EXERCISE GOAL: Print out the entries below with no edits.

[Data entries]
☆ ☆ ☆ ☆ ☆

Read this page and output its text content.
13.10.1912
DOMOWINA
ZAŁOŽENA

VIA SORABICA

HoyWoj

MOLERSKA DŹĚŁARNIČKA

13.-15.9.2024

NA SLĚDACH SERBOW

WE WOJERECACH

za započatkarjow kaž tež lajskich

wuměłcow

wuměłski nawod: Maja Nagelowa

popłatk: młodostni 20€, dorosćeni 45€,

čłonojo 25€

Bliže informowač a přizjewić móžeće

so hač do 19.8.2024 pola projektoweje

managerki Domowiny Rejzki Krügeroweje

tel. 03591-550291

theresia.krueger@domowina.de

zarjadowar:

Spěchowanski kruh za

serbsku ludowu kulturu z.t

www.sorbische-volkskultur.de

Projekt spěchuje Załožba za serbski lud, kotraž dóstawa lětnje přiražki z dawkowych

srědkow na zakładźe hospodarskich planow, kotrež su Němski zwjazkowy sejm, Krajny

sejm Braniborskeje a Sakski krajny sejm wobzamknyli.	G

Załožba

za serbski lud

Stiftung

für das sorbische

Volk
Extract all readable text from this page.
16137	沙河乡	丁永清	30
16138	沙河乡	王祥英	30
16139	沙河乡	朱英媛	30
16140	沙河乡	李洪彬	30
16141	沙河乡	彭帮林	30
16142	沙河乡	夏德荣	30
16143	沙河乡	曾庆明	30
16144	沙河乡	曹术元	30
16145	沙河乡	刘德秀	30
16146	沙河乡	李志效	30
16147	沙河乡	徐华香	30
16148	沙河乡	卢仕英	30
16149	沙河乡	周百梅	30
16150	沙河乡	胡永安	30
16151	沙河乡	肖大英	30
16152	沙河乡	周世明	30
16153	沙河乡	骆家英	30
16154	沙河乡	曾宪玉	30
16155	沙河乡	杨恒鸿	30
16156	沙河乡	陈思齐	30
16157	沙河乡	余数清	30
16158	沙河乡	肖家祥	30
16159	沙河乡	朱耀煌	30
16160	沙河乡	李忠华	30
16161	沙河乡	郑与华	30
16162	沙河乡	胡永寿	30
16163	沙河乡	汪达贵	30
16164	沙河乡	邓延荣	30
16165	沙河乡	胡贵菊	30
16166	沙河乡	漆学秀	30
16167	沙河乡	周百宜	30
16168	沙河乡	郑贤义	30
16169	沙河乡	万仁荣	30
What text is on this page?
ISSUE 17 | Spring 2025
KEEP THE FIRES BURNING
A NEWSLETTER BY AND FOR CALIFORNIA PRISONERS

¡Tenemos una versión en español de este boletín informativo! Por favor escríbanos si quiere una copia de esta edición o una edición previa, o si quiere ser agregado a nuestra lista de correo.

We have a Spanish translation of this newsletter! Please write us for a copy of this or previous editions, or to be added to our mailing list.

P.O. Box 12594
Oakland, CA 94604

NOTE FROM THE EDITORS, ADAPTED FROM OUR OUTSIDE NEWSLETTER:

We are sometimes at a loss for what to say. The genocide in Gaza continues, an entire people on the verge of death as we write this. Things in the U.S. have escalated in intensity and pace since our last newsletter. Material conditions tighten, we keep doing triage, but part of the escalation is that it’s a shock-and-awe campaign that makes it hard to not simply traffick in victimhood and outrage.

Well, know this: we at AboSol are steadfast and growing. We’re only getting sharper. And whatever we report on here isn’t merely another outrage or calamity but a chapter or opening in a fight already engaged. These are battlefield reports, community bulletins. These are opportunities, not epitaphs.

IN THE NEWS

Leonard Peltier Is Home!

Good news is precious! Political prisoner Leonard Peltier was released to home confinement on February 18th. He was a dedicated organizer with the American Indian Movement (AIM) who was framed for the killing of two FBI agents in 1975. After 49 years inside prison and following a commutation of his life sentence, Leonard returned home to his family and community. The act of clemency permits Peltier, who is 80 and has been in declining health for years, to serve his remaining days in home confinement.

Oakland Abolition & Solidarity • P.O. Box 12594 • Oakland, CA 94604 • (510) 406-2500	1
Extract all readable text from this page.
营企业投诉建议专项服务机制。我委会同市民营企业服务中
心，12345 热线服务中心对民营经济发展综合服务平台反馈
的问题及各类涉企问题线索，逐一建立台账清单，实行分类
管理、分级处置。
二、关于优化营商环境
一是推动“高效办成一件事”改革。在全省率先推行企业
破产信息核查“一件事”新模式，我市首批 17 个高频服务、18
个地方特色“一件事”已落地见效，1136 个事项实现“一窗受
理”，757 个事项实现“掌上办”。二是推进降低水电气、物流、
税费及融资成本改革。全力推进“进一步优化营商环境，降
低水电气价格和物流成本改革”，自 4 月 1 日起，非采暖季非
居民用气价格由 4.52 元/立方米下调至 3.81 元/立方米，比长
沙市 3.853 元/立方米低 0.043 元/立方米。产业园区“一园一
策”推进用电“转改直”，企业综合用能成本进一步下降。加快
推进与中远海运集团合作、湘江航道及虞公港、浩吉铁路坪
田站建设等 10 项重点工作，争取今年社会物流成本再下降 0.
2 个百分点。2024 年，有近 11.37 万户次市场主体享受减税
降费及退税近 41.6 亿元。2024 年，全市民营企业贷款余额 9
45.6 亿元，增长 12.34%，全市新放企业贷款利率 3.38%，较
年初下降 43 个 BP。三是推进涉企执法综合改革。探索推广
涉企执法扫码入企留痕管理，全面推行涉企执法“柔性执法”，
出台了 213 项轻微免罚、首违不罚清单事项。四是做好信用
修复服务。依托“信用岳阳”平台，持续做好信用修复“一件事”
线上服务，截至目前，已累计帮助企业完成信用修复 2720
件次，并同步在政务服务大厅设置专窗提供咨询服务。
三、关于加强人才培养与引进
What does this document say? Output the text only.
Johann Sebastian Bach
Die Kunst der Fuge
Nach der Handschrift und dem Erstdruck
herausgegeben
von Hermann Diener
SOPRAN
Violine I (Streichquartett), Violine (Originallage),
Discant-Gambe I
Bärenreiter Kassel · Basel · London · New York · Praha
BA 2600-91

☆ ☆ ☆ ☆ ☆

RESULT FOR THIS TASK:
Read this page and output its text content.
13.10.1912
DOMOWINA
ZAŁOŽENA

VIA SORABICA

HoyWoj

MOLERSKA DŹĚŁARNIČKA

13.-15.9.2024

NA SLĚDACH SERBOW

WE WOJERECACH

za započatkarjow kaž tež lajskich

wuměłcow

wuměłski nawod: Maja Nagelowa

popłatk: młodostni 20€, dorosćeni 45€,

čłonojo 25€

Bliže informowač a přizjewić móžeće

so hač do 19.8.2024 pola projektoweje

managerki Domowiny Rejzki Krügeroweje

tel. 03591-550291

theresia.krueger@domowina.de

zarjadowar:

Spěchowanski kruh za

serbsku ludowu kulturu z.t

www.sorbische-volkskultur.de

Projekt spěchuje Załožba za serbski lud, kotraž dóstawa lětnje přiražki z dawkowych

srědkow na zakładźe hospodarskich planow, kotrež su Němski zwjazkowy sejm, Krajny

sejm Braniborskeje a Sakski krajny sejm wobzamknyli.	G

Załožba

za serbski lud

Stiftung

für das sorbische

Volk
Extract all readable text from this page.
16137	沙河乡	丁永清	30
16138	沙河乡	王祥英	30
16139	沙河乡	朱英媛	30
16140	沙河乡	李洪彬	30
16141	沙河乡	彭帮林	30
16142	沙河乡	夏德荣	30
16143	沙河乡	曾庆明	30
16144	沙河乡	曹术元	30
16145	沙河乡	刘德秀	30
16146	沙河乡	李志效	30
16147	沙河乡	徐华香	30
16148	沙河乡	卢仕英	30
16149	沙河乡	周百梅	30
16150	沙河乡	胡永安	30
16151	沙河乡	肖大英	30
16152	沙河乡	周世明	30
16153	沙河乡	骆家英	30
16154	沙河乡	曾宪玉	30
16155	沙河乡	杨恒鸿	30
16156	沙河乡	陈思齐	30
16157	沙河乡	余数清	30
16158	沙河乡	肖家祥	30
16159	沙河乡	朱耀煌	30
16160	沙河乡	李忠华	30
16161	沙河乡	郑与华	30
16162	沙河乡	胡永寿	30
16163	沙河乡	汪达贵	30
16164	沙河乡	邓延荣	30
16165	沙河乡	胡贵菊	30
16166	沙河乡	漆学秀	30
16167	沙河乡	周百宜	30
16168	沙河乡	郑贤义	30
16169	沙河乡	万仁荣	30
What text is on this page?
ISSUE 17 | Spring 2025
KEEP THE FIRES BURNING
A NEWSLETTER BY AND FOR CALIFORNIA PRISONERS

¡Tenemos una versión en español de este boletín informativo! Por favor escríbanos si quiere una copia de esta edición o una edición previa, o si quiere ser agregado a nuestra lista de correo.

We have a Spanish translation of this newsletter! Please write us for a copy of this or previous editions, or to be added to our mailing list.

P.O. Box 12594
Oakland, CA 94604

NOTE FROM THE EDITORS, ADAPTED FROM OUR OUTSIDE NEWSLETTER:

We are sometimes at a loss for what to say. The genocide in Gaza continues, an entire people on the verge of death as we write this. Things in the U.S. have escalated in intensity and pace since our last newsletter. Material conditions tighten, we keep doing triage, but part of the escalation is that it’s a shock-and-awe campaign that makes it hard to not simply traffick in victimhood and outrage.

Well, know this: we at AboSol are steadfast and growing. We’re only getting sharper. And whatever we report on here isn’t merely another outrage or calamity but a chapter or opening in a fight already engaged. These are battlefield reports, community bulletins. These are opportunities, not epitaphs.

IN THE NEWS

Leonard Peltier Is Home!

Good news is precious! Political prisoner Leonard Peltier was released to home confinement on February 18th. He was a dedicated organizer with the American Indian Movement (AIM) who was framed for the killing of two FBI agents in 1975. After 49 years inside prison and following a commutation of his life sentence, Leonard returned home to his family and community. The act of clemency permits Peltier, who is 80 and has been in declining health for years, to serve his remaining days in home confinement.

Oakland Abolition & Solidarity • P.O. Box 12594 • Oakland, CA 94604 • (510) 406-2500	1
Extract all readable text from this page.
营企业投诉建议专项服务机制。我委会同市民营企业服务中
心，12345 热线服务中心对民营经济发展综合服务平台反馈
的问题及各类涉企问题线索，逐一建立台账清单，实行分类
管理、分级处置。
二、关于优化营商环境
一是推动“高效办成一件事”改革。在全省率先推行企业
破产信息核查“一件事”新模式，我市首批 17 个高频服务、18
个地方特色“一件事”已落地见效，1136 个事项实现“一窗受
理”，757 个事项实现“掌上办”。二是推进降低水电气、物流、
税费及融资成本改革。全力推进“进一步优化营商环境，降
低水电气价格和物流成本改革”，自 4 月 1 日起，非采暖季非
居民用气价格由 4.52 元/立方米下调至 3.81 元/立方米，比长
沙市 3.853 元/立方米低 0.043 元/立方米。产业园区“一园一
策”推进用电“转改直”，企业综合用能成本进一步下降。加快
推进与中远海运集团合作、湘江航道及虞公港、浩吉铁路坪
田站建设等 10 项重点工作，争取今年社会物流成本再下降 0.
2 个百分点。2024 年，有近 11.37 万户次市场主体享受减税
降费及退税近 41.6 亿元。2024 年，全市民营企业贷款余额 9
45.6 亿元，增长 12.34%，全市新放企业贷款利率 3.38%，较
年初下降 43 个 BP。三是推进涉企执法综合改革。探索推广
涉企执法扫码入企留痕管理，全面推行涉企执法“柔性执法”，
出台了 213 项轻微免罚、首违不罚清单事项。四是做好信用
修复服务。依托“信用岳阳”平台，持续做好信用修复“一件事”
线上服务，截至目前，已累计帮助企业完成信用修复 2720
件次，并同步在政务服务大厅设置专窗提供咨询服务。
三、关于加强人才培养与引进
What does this document say? Output the text only.
Johann Sebastian Bach
Die Kunst der Fuge
Nach der Handschrift und dem Erstdruck
herausgegeben
von Hermann Diener
SOPRAN
Violine I (Streichquartett), Violine (Originallage),
Discant-Gambe I
Bärenreiter Kassel · Basel · London · New York · Praha
BA 2600-91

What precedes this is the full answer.